Exercise goal: Output all the material that follows, exactly as given.

%%

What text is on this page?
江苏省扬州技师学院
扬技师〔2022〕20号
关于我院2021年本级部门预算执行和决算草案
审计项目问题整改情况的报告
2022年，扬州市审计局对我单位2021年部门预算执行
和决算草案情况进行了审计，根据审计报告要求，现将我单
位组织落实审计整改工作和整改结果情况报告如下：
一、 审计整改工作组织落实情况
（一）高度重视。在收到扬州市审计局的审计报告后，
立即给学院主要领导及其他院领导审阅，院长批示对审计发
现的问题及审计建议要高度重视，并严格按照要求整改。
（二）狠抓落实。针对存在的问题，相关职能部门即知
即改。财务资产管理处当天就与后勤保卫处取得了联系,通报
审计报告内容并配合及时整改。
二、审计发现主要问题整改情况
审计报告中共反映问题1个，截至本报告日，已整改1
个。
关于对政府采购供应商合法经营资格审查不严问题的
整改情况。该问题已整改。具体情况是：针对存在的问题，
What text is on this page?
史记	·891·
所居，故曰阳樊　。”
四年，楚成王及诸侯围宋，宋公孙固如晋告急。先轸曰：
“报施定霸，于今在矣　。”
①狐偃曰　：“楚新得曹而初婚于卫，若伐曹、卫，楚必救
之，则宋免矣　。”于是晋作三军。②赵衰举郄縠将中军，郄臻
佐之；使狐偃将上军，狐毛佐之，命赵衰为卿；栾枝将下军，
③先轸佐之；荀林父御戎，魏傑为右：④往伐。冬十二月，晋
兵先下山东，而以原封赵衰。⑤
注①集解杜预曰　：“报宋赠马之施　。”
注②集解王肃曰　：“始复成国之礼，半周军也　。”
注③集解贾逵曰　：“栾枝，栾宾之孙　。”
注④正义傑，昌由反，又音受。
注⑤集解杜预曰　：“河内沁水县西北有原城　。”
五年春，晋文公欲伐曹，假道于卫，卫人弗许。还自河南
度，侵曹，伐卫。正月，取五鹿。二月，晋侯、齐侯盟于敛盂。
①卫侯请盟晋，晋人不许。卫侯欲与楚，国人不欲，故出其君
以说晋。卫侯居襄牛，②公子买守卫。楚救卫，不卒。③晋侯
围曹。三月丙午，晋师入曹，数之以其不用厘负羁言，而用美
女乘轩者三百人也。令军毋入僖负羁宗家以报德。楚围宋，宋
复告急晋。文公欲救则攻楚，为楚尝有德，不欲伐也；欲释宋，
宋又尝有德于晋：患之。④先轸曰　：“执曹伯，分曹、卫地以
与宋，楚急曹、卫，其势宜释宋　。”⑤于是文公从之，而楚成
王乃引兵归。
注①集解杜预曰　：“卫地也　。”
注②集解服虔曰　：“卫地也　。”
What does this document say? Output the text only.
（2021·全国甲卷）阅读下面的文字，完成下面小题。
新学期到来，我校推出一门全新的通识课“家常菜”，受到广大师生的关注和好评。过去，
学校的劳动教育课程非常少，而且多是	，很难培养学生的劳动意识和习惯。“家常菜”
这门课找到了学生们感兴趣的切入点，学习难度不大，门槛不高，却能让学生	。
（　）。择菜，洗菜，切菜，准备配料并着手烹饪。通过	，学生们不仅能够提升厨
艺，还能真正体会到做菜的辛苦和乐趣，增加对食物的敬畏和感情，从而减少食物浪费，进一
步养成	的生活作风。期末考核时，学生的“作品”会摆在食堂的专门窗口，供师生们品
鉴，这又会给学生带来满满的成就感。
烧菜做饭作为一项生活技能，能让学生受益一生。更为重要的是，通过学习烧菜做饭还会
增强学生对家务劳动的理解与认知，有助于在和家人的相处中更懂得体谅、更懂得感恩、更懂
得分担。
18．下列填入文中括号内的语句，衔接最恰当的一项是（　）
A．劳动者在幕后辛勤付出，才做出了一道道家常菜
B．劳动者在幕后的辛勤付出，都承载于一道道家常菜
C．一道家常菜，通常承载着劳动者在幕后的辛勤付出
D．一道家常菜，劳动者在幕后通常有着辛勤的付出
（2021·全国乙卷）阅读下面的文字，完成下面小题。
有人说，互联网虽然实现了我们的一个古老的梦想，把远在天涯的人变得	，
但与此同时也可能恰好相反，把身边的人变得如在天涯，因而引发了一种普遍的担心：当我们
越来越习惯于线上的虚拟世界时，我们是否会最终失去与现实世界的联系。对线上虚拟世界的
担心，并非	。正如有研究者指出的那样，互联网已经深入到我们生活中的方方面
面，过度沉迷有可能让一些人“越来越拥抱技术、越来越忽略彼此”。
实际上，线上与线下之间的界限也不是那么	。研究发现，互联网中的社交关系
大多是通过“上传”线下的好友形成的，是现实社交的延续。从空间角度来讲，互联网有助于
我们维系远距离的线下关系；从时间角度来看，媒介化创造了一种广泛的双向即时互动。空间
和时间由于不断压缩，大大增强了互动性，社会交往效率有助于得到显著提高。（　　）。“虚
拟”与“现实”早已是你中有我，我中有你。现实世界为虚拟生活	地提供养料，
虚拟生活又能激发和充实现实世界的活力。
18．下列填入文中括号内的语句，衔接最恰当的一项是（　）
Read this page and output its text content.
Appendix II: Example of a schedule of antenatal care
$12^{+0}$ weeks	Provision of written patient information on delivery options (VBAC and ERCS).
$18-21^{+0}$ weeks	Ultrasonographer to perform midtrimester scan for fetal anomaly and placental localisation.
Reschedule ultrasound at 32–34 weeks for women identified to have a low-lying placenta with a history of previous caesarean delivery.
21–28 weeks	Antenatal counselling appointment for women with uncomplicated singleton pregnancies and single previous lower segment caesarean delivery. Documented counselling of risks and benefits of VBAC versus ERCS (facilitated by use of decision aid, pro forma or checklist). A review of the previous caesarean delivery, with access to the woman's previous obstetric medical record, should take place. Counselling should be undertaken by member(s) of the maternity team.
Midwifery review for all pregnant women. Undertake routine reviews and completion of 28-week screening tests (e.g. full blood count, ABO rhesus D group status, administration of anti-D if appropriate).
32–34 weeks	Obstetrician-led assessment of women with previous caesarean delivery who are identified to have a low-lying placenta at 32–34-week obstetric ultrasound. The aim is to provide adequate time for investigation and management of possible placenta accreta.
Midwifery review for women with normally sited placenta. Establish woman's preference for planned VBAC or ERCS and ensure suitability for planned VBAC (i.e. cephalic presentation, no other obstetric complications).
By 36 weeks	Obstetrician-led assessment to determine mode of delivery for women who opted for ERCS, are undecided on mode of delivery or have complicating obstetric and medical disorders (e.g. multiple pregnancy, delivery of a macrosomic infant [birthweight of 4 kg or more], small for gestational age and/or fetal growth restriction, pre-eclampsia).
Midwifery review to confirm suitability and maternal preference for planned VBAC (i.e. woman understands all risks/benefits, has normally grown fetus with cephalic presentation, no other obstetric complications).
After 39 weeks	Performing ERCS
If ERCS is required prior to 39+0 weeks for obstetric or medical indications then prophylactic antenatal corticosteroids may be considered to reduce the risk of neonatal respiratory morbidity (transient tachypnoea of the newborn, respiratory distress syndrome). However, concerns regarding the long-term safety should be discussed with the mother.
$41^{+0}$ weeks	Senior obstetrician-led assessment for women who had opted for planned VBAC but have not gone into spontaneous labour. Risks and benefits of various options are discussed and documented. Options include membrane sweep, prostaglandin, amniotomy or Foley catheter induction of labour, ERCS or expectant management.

%%

Output of the exercise:
What text is on this page?
江苏省扬州技师学院
扬技师〔2022〕20号
关于我院2021年本级部门预算执行和决算草案
审计项目问题整改情况的报告
2022年，扬州市审计局对我单位2021年部门预算执行
和决算草案情况进行了审计，根据审计报告要求，现将我单
位组织落实审计整改工作和整改结果情况报告如下：
一、 审计整改工作组织落实情况
（一）高度重视。在收到扬州市审计局的审计报告后，
立即给学院主要领导及其他院领导审阅，院长批示对审计发
现的问题及审计建议要高度重视，并严格按照要求整改。
（二）狠抓落实。针对存在的问题，相关职能部门即知
即改。财务资产管理处当天就与后勤保卫处取得了联系,通报
审计报告内容并配合及时整改。
二、审计发现主要问题整改情况
审计报告中共反映问题1个，截至本报告日，已整改1
个。
关于对政府采购供应商合法经营资格审查不严问题的
整改情况。该问题已整改。具体情况是：针对存在的问题，
What text is on this page?
史记	·891·
所居，故曰阳樊　。”
四年，楚成王及诸侯围宋，宋公孙固如晋告急。先轸曰：
“报施定霸，于今在矣　。”
①狐偃曰　：“楚新得曹而初婚于卫，若伐曹、卫，楚必救
之，则宋免矣　。”于是晋作三军。②赵衰举郄縠将中军，郄臻
佐之；使狐偃将上军，狐毛佐之，命赵衰为卿；栾枝将下军，
③先轸佐之；荀林父御戎，魏傑为右：④往伐。冬十二月，晋
兵先下山东，而以原封赵衰。⑤
注①集解杜预曰　：“报宋赠马之施　。”
注②集解王肃曰　：“始复成国之礼，半周军也　。”
注③集解贾逵曰　：“栾枝，栾宾之孙　。”
注④正义傑，昌由反，又音受。
注⑤集解杜预曰　：“河内沁水县西北有原城　。”
五年春，晋文公欲伐曹，假道于卫，卫人弗许。还自河南
度，侵曹，伐卫。正月，取五鹿。二月，晋侯、齐侯盟于敛盂。
①卫侯请盟晋，晋人不许。卫侯欲与楚，国人不欲，故出其君
以说晋。卫侯居襄牛，②公子买守卫。楚救卫，不卒。③晋侯
围曹。三月丙午，晋师入曹，数之以其不用厘负羁言，而用美
女乘轩者三百人也。令军毋入僖负羁宗家以报德。楚围宋，宋
复告急晋。文公欲救则攻楚，为楚尝有德，不欲伐也；欲释宋，
宋又尝有德于晋：患之。④先轸曰　：“执曹伯，分曹、卫地以
与宋，楚急曹、卫，其势宜释宋　。”⑤于是文公从之，而楚成
王乃引兵归。
注①集解杜预曰　：“卫地也　。”
注②集解服虔曰　：“卫地也　。”
What does this document say? Output the text only.
（2021·全国甲卷）阅读下面的文字，完成下面小题。
新学期到来，我校推出一门全新的通识课“家常菜”，受到广大师生的关注和好评。过去，
学校的劳动教育课程非常少，而且多是	，很难培养学生的劳动意识和习惯。“家常菜”
这门课找到了学生们感兴趣的切入点，学习难度不大，门槛不高，却能让学生	。
（　）。择菜，洗菜，切菜，准备配料并着手烹饪。通过	，学生们不仅能够提升厨
艺，还能真正体会到做菜的辛苦和乐趣，增加对食物的敬畏和感情，从而减少食物浪费，进一
步养成	的生活作风。期末考核时，学生的“作品”会摆在食堂的专门窗口，供师生们品
鉴，这又会给学生带来满满的成就感。
烧菜做饭作为一项生活技能，能让学生受益一生。更为重要的是，通过学习烧菜做饭还会
增强学生对家务劳动的理解与认知，有助于在和家人的相处中更懂得体谅、更懂得感恩、更懂
得分担。
18．下列填入文中括号内的语句，衔接最恰当的一项是（　）
A．劳动者在幕后辛勤付出，才做出了一道道家常菜
B．劳动者在幕后的辛勤付出，都承载于一道道家常菜
C．一道家常菜，通常承载着劳动者在幕后的辛勤付出
D．一道家常菜，劳动者在幕后通常有着辛勤的付出
（2021·全国乙卷）阅读下面的文字，完成下面小题。
有人说，互联网虽然实现了我们的一个古老的梦想，把远在天涯的人变得	，
但与此同时也可能恰好相反，把身边的人变得如在天涯，因而引发了一种普遍的担心：当我们
越来越习惯于线上的虚拟世界时，我们是否会最终失去与现实世界的联系。对线上虚拟世界的
担心，并非	。正如有研究者指出的那样，互联网已经深入到我们生活中的方方面
面，过度沉迷有可能让一些人“越来越拥抱技术、越来越忽略彼此”。
实际上，线上与线下之间的界限也不是那么	。研究发现，互联网中的社交关系
大多是通过“上传”线下的好友形成的，是现实社交的延续。从空间角度来讲，互联网有助于
我们维系远距离的线下关系；从时间角度来看，媒介化创造了一种广泛的双向即时互动。空间
和时间由于不断压缩，大大增强了互动性，社会交往效率有助于得到显著提高。（　　）。“虚
拟”与“现实”早已是你中有我，我中有你。现实世界为虚拟生活	地提供养料，
虚拟生活又能激发和充实现实世界的活力。
18．下列填入文中括号内的语句，衔接最恰当的一项是（　）
Read this page and output its text content.
Appendix II: Example of a schedule of antenatal care
$12^{+0}$ weeks	Provision of written patient information on delivery options (VBAC and ERCS).
$18-21^{+0}$ weeks	Ultrasonographer to perform midtrimester scan for fetal anomaly and placental localisation.
Reschedule ultrasound at 32–34 weeks for women identified to have a low-lying placenta with a history of previous caesarean delivery.
21–28 weeks	Antenatal counselling appointment for women with uncomplicated singleton pregnancies and single previous lower segment caesarean delivery. Documented counselling of risks and benefits of VBAC versus ERCS (facilitated by use of decision aid, pro forma or checklist). A review of the previous caesarean delivery, with access to the woman's previous obstetric medical record, should take place. Counselling should be undertaken by member(s) of the maternity team.
Midwifery review for all pregnant women. Undertake routine reviews and completion of 28-week screening tests (e.g. full blood count, ABO rhesus D group status, administration of anti-D if appropriate).
32–34 weeks	Obstetrician-led assessment of women with previous caesarean delivery who are identified to have a low-lying placenta at 32–34-week obstetric ultrasound. The aim is to provide adequate time for investigation and management of possible placenta accreta.
Midwifery review for women with normally sited placenta. Establish woman's preference for planned VBAC or ERCS and ensure suitability for planned VBAC (i.e. cephalic presentation, no other obstetric complications).
By 36 weeks	Obstetrician-led assessment to determine mode of delivery for women who opted for ERCS, are undecided on mode of delivery or have complicating obstetric and medical disorders (e.g. multiple pregnancy, delivery of a macrosomic infant [birthweight of 4 kg or more], small for gestational age and/or fetal growth restriction, pre-eclampsia).
Midwifery review to confirm suitability and maternal preference for planned VBAC (i.e. woman understands all risks/benefits, has normally grown fetus with cephalic presentation, no other obstetric complications).
After 39 weeks	Performing ERCS
If ERCS is required prior to 39+0 weeks for obstetric or medical indications then prophylactic antenatal corticosteroids may be considered to reduce the risk of neonatal respiratory morbidity (transient tachypnoea of the newborn, respiratory distress syndrome). However, concerns regarding the long-term safety should be discussed with the mother.
$41^{+0}$ weeks	Senior obstetrician-led assessment for women who had opted for planned VBAC but have not gone into spontaneous labour. Risks and benefits of various options are discussed and documented. Options include membrane sweep, prostaglandin, amniotomy or Foley catheter induction of labour, ERCS or expectant management.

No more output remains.